▸ **Required action**: Here the job is to print all of the entries below verbatim and leave out any picture.

▸ **Data for processing**:

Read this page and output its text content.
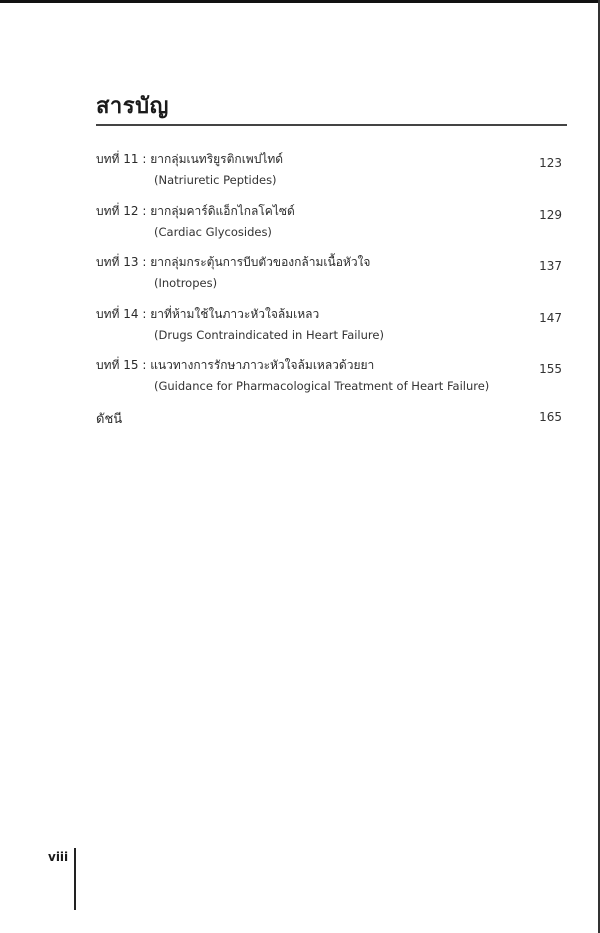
สารบัญ
บทที่ 11 : ยากลุ่มเนทริยูรติกเพปไทด์	123
(Natriuretic Peptides)
บทที่ 12 : ยากลุ่มคาร์ดิแอ็กไกลโคไซด์	129
(Cardiac Glycosides)
บทที่ 13 : ยากลุ่มกระตุ้นการบีบตัวของกล้ามเนื้อหัวใจ	137
(Inotropes)
บทที่ 14 : ยาที่ห้ามใช้ในภาวะหัวใจล้มเหลว	147
(Drugs Contraindicated in Heart Failure)
บทที่ 15 : แนวทางการรักษาภาวะหัวใจล้มเหลวด้วยยา	155
(Guidance for Pharmacological Treatment of Heart Failure)
ดัชนี	165
viii
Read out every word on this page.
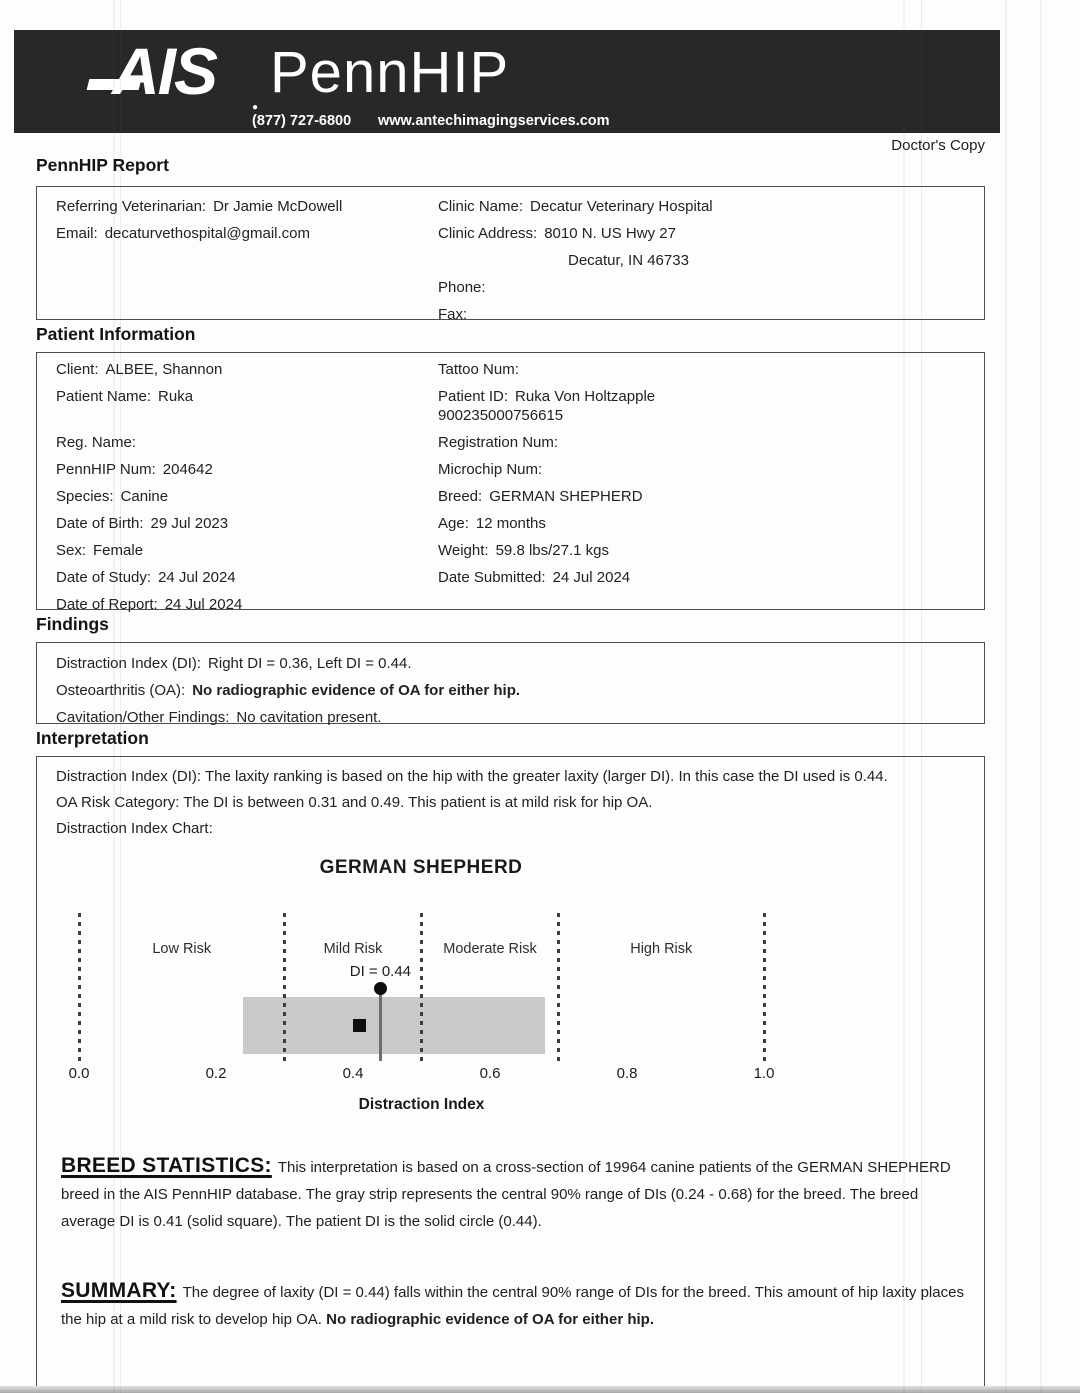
AIS	●
PennHIP
(877) 727-6800 www.antechimagingservices.com
Doctor's Copy
PennHIP Report
Referring Veterinarian: Dr Jamie McDowell
Email: decaturvethospital@gmail.com
Clinic Name: Decatur Veterinary Hospital
Clinic Address: 8010 N. US Hwy 27
Decatur, IN 46733
Phone:
Fax:
Patient Information
Client: ALBEE, Shannon	Tattoo Num:
Patient Name: Ruka	Patient ID: Ruka Von Holtzapple
900235000756615
Reg. Name:	Registration Num:
PennHIP Num: 204642	Microchip Num:
Species: Canine	Breed: GERMAN SHEPHERD
Date of Birth: 29 Jul 2023	Age: 12 months
Sex: Female	Weight: 59.8 lbs/27.1 kgs
Date of Study: 24 Jul 2024	Date Submitted: 24 Jul 2024
Date of Report: 24 Jul 2024
Findings
Distraction Index (DI): Right DI = 0.36, Left DI = 0.44.
Osteoarthritis (OA): No radiographic evidence of OA for either hip.
Cavitation/Other Findings: No cavitation present.
Interpretation
Distraction Index (DI): The laxity ranking is based on the hip with the greater laxity (larger DI). In this case the DI used is 0.44.
OA Risk Category: The DI is between 0.31 and 0.49. This patient is at mild risk for hip OA.
Distraction Index Chart:
GERMAN SHEPHERD
Low Risk	Mild Risk	Moderate Risk	High Risk
DI = 0.44
0.0	0.2	0.4	0.6	0.8	1.0
Distraction Index

BREED STATISTICS: This interpretation is based on a cross-section of 19964 canine patients of the GERMAN SHEPHERD breed in the AIS PennHIP database. The gray strip represents the central 90% range of DIs (0.24 - 0.68) for the breed. The breed average DI is 0.41 (solid square). The patient DI is the solid circle (0.44).

SUMMARY: The degree of laxity (DI = 0.44) falls within the central 90% range of DIs for the breed. This amount of hip laxity places the hip at a mild risk to develop hip OA. No radiographic evidence of OA for either hip.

▸ **Result below**:
Read this page and output its text content.
สารบัญ
บทที่ 11 : ยากลุ่มเนทริยูรติกเพปไทด์	123
(Natriuretic Peptides)
บทที่ 12 : ยากลุ่มคาร์ดิแอ็กไกลโคไซด์	129
(Cardiac Glycosides)
บทที่ 13 : ยากลุ่มกระตุ้นการบีบตัวของกล้ามเนื้อหัวใจ	137
(Inotropes)
บทที่ 14 : ยาที่ห้ามใช้ในภาวะหัวใจล้มเหลว	147
(Drugs Contraindicated in Heart Failure)
บทที่ 15 : แนวทางการรักษาภาวะหัวใจล้มเหลวด้วยยา	155
(Guidance for Pharmacological Treatment of Heart Failure)
ดัชนี	165
viii
Read out every word on this page.
AIS	●
PennHIP
(877) 727-6800 www.antechimagingservices.com
Doctor's Copy
PennHIP Report
Referring Veterinarian: Dr Jamie McDowell
Email: decaturvethospital@gmail.com
Clinic Name: Decatur Veterinary Hospital
Clinic Address: 8010 N. US Hwy 27
Decatur, IN 46733
Phone:
Fax:
Patient Information
Client: ALBEE, Shannon	Tattoo Num:
Patient Name: Ruka	Patient ID: Ruka Von Holtzapple
900235000756615
Reg. Name:	Registration Num:
PennHIP Num: 204642	Microchip Num:
Species: Canine	Breed: GERMAN SHEPHERD
Date of Birth: 29 Jul 2023	Age: 12 months
Sex: Female	Weight: 59.8 lbs/27.1 kgs
Date of Study: 24 Jul 2024	Date Submitted: 24 Jul 2024
Date of Report: 24 Jul 2024
Findings
Distraction Index (DI): Right DI = 0.36, Left DI = 0.44.
Osteoarthritis (OA): No radiographic evidence of OA for either hip.
Cavitation/Other Findings: No cavitation present.
Interpretation
Distraction Index (DI): The laxity ranking is based on the hip with the greater laxity (larger DI). In this case the DI used is 0.44.
OA Risk Category: The DI is between 0.31 and 0.49. This patient is at mild risk for hip OA.
Distraction Index Chart:
GERMAN SHEPHERD
Low Risk	Mild Risk	Moderate Risk	High Risk
DI = 0.44
0.0	0.2	0.4	0.6	0.8	1.0
Distraction Index

BREED STATISTICS: This interpretation is based on a cross-section of 19964 canine patients of the GERMAN SHEPHERD breed in the AIS PennHIP database. The gray strip represents the central 90% range of DIs (0.24 - 0.68) for the breed. The breed average DI is 0.41 (solid square). The patient DI is the solid circle (0.44).

SUMMARY: The degree of laxity (DI = 0.44) falls within the central 90% range of DIs for the breed. This amount of hip laxity places the hip at a mild risk to develop hip OA. No radiographic evidence of OA for either hip.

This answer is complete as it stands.